— Begin —

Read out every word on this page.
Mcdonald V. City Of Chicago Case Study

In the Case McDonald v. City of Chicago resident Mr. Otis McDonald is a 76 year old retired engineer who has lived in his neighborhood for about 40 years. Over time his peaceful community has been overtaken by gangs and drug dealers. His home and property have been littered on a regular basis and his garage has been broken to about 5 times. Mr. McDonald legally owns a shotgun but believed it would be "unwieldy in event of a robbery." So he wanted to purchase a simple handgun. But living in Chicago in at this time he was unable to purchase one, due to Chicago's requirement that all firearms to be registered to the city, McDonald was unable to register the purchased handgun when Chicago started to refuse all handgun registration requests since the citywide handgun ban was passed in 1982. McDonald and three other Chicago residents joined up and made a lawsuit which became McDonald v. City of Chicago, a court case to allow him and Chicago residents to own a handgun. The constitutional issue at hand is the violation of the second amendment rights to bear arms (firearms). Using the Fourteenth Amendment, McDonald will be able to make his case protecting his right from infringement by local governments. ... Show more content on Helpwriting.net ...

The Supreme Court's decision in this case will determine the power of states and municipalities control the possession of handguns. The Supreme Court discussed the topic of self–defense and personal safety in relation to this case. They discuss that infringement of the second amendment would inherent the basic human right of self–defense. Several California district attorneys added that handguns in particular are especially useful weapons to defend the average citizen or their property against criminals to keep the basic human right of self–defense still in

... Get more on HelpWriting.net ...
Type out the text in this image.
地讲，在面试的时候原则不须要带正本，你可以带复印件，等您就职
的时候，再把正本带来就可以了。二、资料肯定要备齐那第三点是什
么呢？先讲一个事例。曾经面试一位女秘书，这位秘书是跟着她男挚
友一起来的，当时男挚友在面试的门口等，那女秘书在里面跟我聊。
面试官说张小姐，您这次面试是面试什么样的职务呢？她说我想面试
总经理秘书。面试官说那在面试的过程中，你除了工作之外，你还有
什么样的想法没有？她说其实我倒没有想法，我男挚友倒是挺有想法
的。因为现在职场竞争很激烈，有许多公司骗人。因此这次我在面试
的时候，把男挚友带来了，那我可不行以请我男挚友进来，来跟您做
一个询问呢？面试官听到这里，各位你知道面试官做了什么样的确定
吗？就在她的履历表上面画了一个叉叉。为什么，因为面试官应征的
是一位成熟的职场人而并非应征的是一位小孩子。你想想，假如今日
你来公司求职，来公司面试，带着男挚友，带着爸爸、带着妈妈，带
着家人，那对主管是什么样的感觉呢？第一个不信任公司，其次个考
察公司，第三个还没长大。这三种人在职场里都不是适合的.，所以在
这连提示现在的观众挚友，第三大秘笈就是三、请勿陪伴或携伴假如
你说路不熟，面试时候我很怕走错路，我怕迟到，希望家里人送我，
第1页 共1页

— End —

▸ **TASK INSTRUCTIONS**
Tally up the lines of the listing containing the word "City". Give only the total.

▸ **CORRECT OUTPUT**
2